[Begin Exercise materials]

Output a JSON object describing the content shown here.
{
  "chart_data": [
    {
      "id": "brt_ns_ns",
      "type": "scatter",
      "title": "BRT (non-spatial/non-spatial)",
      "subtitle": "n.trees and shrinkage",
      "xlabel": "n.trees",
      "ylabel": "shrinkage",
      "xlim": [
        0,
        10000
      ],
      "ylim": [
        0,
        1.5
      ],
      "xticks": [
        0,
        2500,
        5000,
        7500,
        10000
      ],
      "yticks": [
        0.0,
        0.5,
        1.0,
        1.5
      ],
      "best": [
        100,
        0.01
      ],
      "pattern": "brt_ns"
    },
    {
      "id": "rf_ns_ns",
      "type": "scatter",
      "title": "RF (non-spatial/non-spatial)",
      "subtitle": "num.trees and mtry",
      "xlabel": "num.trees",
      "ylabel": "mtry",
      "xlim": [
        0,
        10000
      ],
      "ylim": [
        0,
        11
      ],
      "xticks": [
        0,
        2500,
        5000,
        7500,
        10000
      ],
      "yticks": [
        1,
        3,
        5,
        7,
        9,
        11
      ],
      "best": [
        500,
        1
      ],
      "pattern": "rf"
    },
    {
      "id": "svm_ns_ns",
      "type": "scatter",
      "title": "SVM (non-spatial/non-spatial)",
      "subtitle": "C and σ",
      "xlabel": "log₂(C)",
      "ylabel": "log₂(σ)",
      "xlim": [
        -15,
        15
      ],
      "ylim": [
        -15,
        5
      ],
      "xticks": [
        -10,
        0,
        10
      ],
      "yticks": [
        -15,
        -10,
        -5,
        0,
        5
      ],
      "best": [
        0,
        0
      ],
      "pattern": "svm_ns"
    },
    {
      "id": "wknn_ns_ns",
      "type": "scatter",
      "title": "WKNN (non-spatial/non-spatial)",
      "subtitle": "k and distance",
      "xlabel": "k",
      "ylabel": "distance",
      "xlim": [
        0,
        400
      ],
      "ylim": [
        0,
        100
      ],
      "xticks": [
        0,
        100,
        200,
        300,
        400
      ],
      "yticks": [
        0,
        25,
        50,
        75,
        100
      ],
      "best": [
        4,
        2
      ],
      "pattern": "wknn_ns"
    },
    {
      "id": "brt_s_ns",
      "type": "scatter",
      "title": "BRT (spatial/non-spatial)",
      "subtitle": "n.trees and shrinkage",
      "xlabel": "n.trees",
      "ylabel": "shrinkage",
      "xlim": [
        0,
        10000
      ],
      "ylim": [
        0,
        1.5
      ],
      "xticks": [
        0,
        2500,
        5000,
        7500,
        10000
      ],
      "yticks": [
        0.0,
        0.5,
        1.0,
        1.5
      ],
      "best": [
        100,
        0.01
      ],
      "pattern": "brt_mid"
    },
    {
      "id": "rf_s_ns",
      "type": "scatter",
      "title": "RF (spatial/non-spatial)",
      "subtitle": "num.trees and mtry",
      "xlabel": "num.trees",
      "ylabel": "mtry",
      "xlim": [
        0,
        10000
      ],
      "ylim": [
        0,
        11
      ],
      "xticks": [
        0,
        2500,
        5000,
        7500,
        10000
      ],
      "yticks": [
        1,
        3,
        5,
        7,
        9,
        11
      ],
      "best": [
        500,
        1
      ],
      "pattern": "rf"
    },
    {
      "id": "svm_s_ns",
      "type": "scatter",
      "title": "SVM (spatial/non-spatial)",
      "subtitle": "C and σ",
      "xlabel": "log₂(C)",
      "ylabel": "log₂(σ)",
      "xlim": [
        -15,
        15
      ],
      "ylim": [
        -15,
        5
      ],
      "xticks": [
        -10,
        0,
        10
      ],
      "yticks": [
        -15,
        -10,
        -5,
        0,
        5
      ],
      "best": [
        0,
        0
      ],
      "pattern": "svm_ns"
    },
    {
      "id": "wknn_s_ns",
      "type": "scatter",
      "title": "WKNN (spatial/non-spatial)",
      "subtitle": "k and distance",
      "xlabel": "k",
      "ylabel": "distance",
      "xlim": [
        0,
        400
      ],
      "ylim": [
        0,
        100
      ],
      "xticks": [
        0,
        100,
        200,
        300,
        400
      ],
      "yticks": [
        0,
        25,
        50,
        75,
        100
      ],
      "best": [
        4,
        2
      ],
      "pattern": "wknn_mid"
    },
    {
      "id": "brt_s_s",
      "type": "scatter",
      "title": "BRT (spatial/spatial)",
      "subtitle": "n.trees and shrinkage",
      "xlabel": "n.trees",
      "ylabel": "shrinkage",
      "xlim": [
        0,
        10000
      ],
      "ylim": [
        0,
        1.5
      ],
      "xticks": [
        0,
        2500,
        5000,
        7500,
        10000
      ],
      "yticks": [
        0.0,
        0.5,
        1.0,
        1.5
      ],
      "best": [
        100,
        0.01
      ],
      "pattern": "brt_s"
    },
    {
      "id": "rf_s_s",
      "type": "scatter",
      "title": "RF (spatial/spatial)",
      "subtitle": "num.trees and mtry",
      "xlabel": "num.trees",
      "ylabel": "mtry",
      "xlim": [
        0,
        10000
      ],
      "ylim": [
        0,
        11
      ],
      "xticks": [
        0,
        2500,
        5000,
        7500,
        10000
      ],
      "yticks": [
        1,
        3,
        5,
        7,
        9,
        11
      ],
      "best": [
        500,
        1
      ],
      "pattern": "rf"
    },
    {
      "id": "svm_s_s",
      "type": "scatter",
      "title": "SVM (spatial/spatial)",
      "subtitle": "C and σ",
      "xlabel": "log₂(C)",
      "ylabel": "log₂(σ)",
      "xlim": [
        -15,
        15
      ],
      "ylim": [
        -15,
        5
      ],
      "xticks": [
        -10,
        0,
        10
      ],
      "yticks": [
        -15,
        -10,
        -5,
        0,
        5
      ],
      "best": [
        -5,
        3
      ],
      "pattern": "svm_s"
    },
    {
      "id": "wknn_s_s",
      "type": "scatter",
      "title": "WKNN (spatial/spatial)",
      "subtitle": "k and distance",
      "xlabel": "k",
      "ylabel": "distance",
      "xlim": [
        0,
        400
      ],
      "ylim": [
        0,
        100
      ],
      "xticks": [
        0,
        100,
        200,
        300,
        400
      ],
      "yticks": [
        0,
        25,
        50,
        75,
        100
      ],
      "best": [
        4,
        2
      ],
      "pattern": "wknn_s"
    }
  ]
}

[End Exercise materials]

Aim:
Every entry must be retyped in full, exactly as given.

Final result:
Output a JSON object describing the content shown here.
{
  "chart_data": [
    {
      "id": "brt_ns_ns",
      "type": "scatter",
      "title": "BRT (non-spatial/non-spatial)",
      "subtitle": "n.trees and shrinkage",
      "xlabel": "n.trees",
      "ylabel": "shrinkage",
      "xlim": [
        0,
        10000
      ],
      "ylim": [
        0,
        1.5
      ],
      "xticks": [
        0,
        2500,
        5000,
        7500,
        10000
      ],
      "yticks": [
        0.0,
        0.5,
        1.0,
        1.5
      ],
      "best": [
        100,
        0.01
      ],
      "pattern": "brt_ns"
    },
    {
      "id": "rf_ns_ns",
      "type": "scatter",
      "title": "RF (non-spatial/non-spatial)",
      "subtitle": "num.trees and mtry",
      "xlabel": "num.trees",
      "ylabel": "mtry",
      "xlim": [
        0,
        10000
      ],
      "ylim": [
        0,
        11
      ],
      "xticks": [
        0,
        2500,
        5000,
        7500,
        10000
      ],
      "yticks": [
        1,
        3,
        5,
        7,
        9,
        11
      ],
      "best": [
        500,
        1
      ],
      "pattern": "rf"
    },
    {
      "id": "svm_ns_ns",
      "type": "scatter",
      "title": "SVM (non-spatial/non-spatial)",
      "subtitle": "C and σ",
      "xlabel": "log₂(C)",
      "ylabel": "log₂(σ)",
      "xlim": [
        -15,
        15
      ],
      "ylim": [
        -15,
        5
      ],
      "xticks": [
        -10,
        0,
        10
      ],
      "yticks": [
        -15,
        -10,
        -5,
        0,
        5
      ],
      "best": [
        0,
        0
      ],
      "pattern": "svm_ns"
    },
    {
      "id": "wknn_ns_ns",
      "type": "scatter",
      "title": "WKNN (non-spatial/non-spatial)",
      "subtitle": "k and distance",
      "xlabel": "k",
      "ylabel": "distance",
      "xlim": [
        0,
        400
      ],
      "ylim": [
        0,
        100
      ],
      "xticks": [
        0,
        100,
        200,
        300,
        400
      ],
      "yticks": [
        0,
        25,
        50,
        75,
        100
      ],
      "best": [
        4,
        2
      ],
      "pattern": "wknn_ns"
    },
    {
      "id": "brt_s_ns",
      "type": "scatter",
      "title": "BRT (spatial/non-spatial)",
      "subtitle": "n.trees and shrinkage",
      "xlabel": "n.trees",
      "ylabel": "shrinkage",
      "xlim": [
        0,
        10000
      ],
      "ylim": [
        0,
        1.5
      ],
      "xticks": [
        0,
        2500,
        5000,
        7500,
        10000
      ],
      "yticks": [
        0.0,
        0.5,
        1.0,
        1.5
      ],
      "best": [
        100,
        0.01
      ],
      "pattern": "brt_mid"
    },
    {
      "id": "rf_s_ns",
      "type": "scatter",
      "title": "RF (spatial/non-spatial)",
      "subtitle": "num.trees and mtry",
      "xlabel": "num.trees",
      "ylabel": "mtry",
      "xlim": [
        0,
        10000
      ],
      "ylim": [
        0,
        11
      ],
      "xticks": [
        0,
        2500,
        5000,
        7500,
        10000
      ],
      "yticks": [
        1,
        3,
        5,
        7,
        9,
        11
      ],
      "best": [
        500,
        1
      ],
      "pattern": "rf"
    },
    {
      "id": "svm_s_ns",
      "type": "scatter",
      "title": "SVM (spatial/non-spatial)",
      "subtitle": "C and σ",
      "xlabel": "log₂(C)",
      "ylabel": "log₂(σ)",
      "xlim": [
        -15,
        15
      ],
      "ylim": [
        -15,
        5
      ],
      "xticks": [
        -10,
        0,
        10
      ],
      "yticks": [
        -15,
        -10,
        -5,
        0,
        5
      ],
      "best": [
        0,
        0
      ],
      "pattern": "svm_ns"
    },
    {
      "id": "wknn_s_ns",
      "type": "scatter",
      "title": "WKNN (spatial/non-spatial)",
      "subtitle": "k and distance",
      "xlabel": "k",
      "ylabel": "distance",
      "xlim": [
        0,
        400
      ],
      "ylim": [
        0,
        100
      ],
      "xticks": [
        0,
        100,
        200,
        300,
        400
      ],
      "yticks": [
        0,
        25,
        50,
        75,
        100
      ],
      "best": [
        4,
        2
      ],
      "pattern": "wknn_mid"
    },
    {
      "id": "brt_s_s",
      "type": "scatter",
      "title": "BRT (spatial/spatial)",
      "subtitle": "n.trees and shrinkage",
      "xlabel": "n.trees",
      "ylabel": "shrinkage",
      "xlim": [
        0,
        10000
      ],
      "ylim": [
        0,
        1.5
      ],
      "xticks": [
        0,
        2500,
        5000,
        7500,
        10000
      ],
      "yticks": [
        0.0,
        0.5,
        1.0,
        1.5
      ],
      "best": [
        100,
        0.01
      ],
      "pattern": "brt_s"
    },
    {
      "id": "rf_s_s",
      "type": "scatter",
      "title": "RF (spatial/spatial)",
      "subtitle": "num.trees and mtry",
      "xlabel": "num.trees",
      "ylabel": "mtry",
      "xlim": [
        0,
        10000
      ],
      "ylim": [
        0,
        11
      ],
      "xticks": [
        0,
        2500,
        5000,
        7500,
        10000
      ],
      "yticks": [
        1,
        3,
        5,
        7,
        9,
        11
      ],
      "best": [
        500,
        1
      ],
      "pattern": "rf"
    },
    {
      "id": "svm_s_s",
      "type": "scatter",
      "title": "SVM (spatial/spatial)",
      "subtitle": "C and σ",
      "xlabel": "log₂(C)",
      "ylabel": "log₂(σ)",
      "xlim": [
        -15,
        15
      ],
      "ylim": [
        -15,
        5
      ],
      "xticks": [
        -10,
        0,
        10
      ],
      "yticks": [
        -15,
        -10,
        -5,
        0,
        5
      ],
      "best": [
        -5,
        3
      ],
      "pattern": "svm_s"
    },
    {
      "id": "wknn_s_s",
      "type": "scatter",
      "title": "WKNN (spatial/spatial)",
      "subtitle": "k and distance",
      "xlabel": "k",
      "ylabel": "distance",
      "xlim": [
        0,
        400
      ],
      "ylim": [
        0,
        100
      ],
      "xticks": [
        0,
        100,
        200,
        300,
        400
      ],
      "yticks": [
        0,
        25,
        50,
        75,
        100
      ],
      "best": [
        4,
        2
      ],
      "pattern": "wknn_s"
    }
  ]
}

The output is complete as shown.